### STATED TASK
Copy all the entries below exactly, but not the pictures.

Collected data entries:
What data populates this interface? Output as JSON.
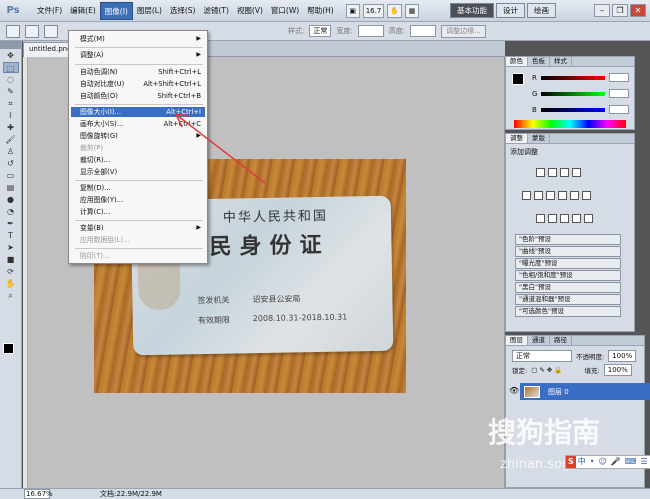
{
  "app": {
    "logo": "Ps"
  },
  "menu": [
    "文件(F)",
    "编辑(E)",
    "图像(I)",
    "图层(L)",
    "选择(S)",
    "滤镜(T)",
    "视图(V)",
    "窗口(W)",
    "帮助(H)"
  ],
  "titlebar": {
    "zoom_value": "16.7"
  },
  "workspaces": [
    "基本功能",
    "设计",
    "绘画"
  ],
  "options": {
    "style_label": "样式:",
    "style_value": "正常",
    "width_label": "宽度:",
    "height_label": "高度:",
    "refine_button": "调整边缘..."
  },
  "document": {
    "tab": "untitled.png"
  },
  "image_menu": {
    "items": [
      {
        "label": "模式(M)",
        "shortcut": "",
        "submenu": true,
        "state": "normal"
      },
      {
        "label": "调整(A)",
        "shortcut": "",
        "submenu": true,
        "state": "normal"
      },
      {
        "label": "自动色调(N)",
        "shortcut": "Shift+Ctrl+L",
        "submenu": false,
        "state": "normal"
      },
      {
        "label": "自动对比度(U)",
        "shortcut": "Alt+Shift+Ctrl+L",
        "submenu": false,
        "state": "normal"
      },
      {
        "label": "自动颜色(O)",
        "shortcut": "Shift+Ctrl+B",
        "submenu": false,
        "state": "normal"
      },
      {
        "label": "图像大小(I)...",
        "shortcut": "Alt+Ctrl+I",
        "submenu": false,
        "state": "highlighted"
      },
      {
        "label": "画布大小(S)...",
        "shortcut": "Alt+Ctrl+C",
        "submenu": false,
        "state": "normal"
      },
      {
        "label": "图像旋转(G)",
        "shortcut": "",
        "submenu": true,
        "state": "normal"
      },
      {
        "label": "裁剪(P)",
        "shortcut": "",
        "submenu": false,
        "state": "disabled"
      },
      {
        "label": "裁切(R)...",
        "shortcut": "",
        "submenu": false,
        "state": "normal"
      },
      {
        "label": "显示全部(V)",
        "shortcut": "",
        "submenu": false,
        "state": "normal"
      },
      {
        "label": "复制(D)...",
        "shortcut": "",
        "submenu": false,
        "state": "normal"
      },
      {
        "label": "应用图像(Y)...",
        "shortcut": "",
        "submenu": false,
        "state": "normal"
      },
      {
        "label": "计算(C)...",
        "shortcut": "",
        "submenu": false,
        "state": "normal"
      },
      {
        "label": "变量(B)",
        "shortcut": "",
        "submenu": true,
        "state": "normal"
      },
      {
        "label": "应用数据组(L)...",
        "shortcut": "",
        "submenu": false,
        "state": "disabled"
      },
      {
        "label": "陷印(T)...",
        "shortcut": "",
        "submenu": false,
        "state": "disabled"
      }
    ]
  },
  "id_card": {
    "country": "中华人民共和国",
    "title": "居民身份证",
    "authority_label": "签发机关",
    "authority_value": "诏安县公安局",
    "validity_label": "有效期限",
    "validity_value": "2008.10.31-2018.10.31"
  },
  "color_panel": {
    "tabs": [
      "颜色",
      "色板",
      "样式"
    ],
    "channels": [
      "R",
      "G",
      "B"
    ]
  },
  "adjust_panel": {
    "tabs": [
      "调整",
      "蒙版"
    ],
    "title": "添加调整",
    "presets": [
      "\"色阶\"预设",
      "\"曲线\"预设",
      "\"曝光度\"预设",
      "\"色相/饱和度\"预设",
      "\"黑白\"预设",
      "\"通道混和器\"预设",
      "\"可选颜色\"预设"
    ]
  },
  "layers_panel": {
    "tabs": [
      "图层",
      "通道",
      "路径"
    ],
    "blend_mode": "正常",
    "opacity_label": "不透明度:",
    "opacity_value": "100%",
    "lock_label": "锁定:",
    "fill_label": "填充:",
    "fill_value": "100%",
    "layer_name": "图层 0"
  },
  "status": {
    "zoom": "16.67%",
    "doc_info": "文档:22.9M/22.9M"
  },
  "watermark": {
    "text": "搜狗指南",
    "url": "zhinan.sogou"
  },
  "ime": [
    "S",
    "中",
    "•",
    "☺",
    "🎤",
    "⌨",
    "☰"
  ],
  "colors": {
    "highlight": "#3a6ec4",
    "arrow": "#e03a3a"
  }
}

### FULL SOLUTION
What data populates this interface? Output as JSON.
{
  "app": {
    "logo": "Ps"
  },
  "menu": [
    "文件(F)",
    "编辑(E)",
    "图像(I)",
    "图层(L)",
    "选择(S)",
    "滤镜(T)",
    "视图(V)",
    "窗口(W)",
    "帮助(H)"
  ],
  "titlebar": {
    "zoom_value": "16.7"
  },
  "workspaces": [
    "基本功能",
    "设计",
    "绘画"
  ],
  "options": {
    "style_label": "样式:",
    "style_value": "正常",
    "width_label": "宽度:",
    "height_label": "高度:",
    "refine_button": "调整边缘..."
  },
  "document": {
    "tab": "untitled.png"
  },
  "image_menu": {
    "items": [
      {
        "label": "模式(M)",
        "shortcut": "",
        "submenu": true,
        "state": "normal"
      },
      {
        "label": "调整(A)",
        "shortcut": "",
        "submenu": true,
        "state": "normal"
      },
      {
        "label": "自动色调(N)",
        "shortcut": "Shift+Ctrl+L",
        "submenu": false,
        "state": "normal"
      },
      {
        "label": "自动对比度(U)",
        "shortcut": "Alt+Shift+Ctrl+L",
        "submenu": false,
        "state": "normal"
      },
      {
        "label": "自动颜色(O)",
        "shortcut": "Shift+Ctrl+B",
        "submenu": false,
        "state": "normal"
      },
      {
        "label": "图像大小(I)...",
        "shortcut": "Alt+Ctrl+I",
        "submenu": false,
        "state": "highlighted"
      },
      {
        "label": "画布大小(S)...",
        "shortcut": "Alt+Ctrl+C",
        "submenu": false,
        "state": "normal"
      },
      {
        "label": "图像旋转(G)",
        "shortcut": "",
        "submenu": true,
        "state": "normal"
      },
      {
        "label": "裁剪(P)",
        "shortcut": "",
        "submenu": false,
        "state": "disabled"
      },
      {
        "label": "裁切(R)...",
        "shortcut": "",
        "submenu": false,
        "state": "normal"
      },
      {
        "label": "显示全部(V)",
        "shortcut": "",
        "submenu": false,
        "state": "normal"
      },
      {
        "label": "复制(D)...",
        "shortcut": "",
        "submenu": false,
        "state": "normal"
      },
      {
        "label": "应用图像(Y)...",
        "shortcut": "",
        "submenu": false,
        "state": "normal"
      },
      {
        "label": "计算(C)...",
        "shortcut": "",
        "submenu": false,
        "state": "normal"
      },
      {
        "label": "变量(B)",
        "shortcut": "",
        "submenu": true,
        "state": "normal"
      },
      {
        "label": "应用数据组(L)...",
        "shortcut": "",
        "submenu": false,
        "state": "disabled"
      },
      {
        "label": "陷印(T)...",
        "shortcut": "",
        "submenu": false,
        "state": "disabled"
      }
    ]
  },
  "id_card": {
    "country": "中华人民共和国",
    "title": "居民身份证",
    "authority_label": "签发机关",
    "authority_value": "诏安县公安局",
    "validity_label": "有效期限",
    "validity_value": "2008.10.31-2018.10.31"
  },
  "color_panel": {
    "tabs": [
      "颜色",
      "色板",
      "样式"
    ],
    "channels": [
      "R",
      "G",
      "B"
    ]
  },
  "adjust_panel": {
    "tabs": [
      "调整",
      "蒙版"
    ],
    "title": "添加调整",
    "presets": [
      "\"色阶\"预设",
      "\"曲线\"预设",
      "\"曝光度\"预设",
      "\"色相/饱和度\"预设",
      "\"黑白\"预设",
      "\"通道混和器\"预设",
      "\"可选颜色\"预设"
    ]
  },
  "layers_panel": {
    "tabs": [
      "图层",
      "通道",
      "路径"
    ],
    "blend_mode": "正常",
    "opacity_label": "不透明度:",
    "opacity_value": "100%",
    "lock_label": "锁定:",
    "fill_label": "填充:",
    "fill_value": "100%",
    "layer_name": "图层 0"
  },
  "status": {
    "zoom": "16.67%",
    "doc_info": "文档:22.9M/22.9M"
  },
  "watermark": {
    "text": "搜狗指南",
    "url": "zhinan.sogou"
  },
  "ime": [
    "S",
    "中",
    "•",
    "☺",
    "🎤",
    "⌨",
    "☰"
  ],
  "colors": {
    "highlight": "#3a6ec4",
    "arrow": "#e03a3a"
  }
}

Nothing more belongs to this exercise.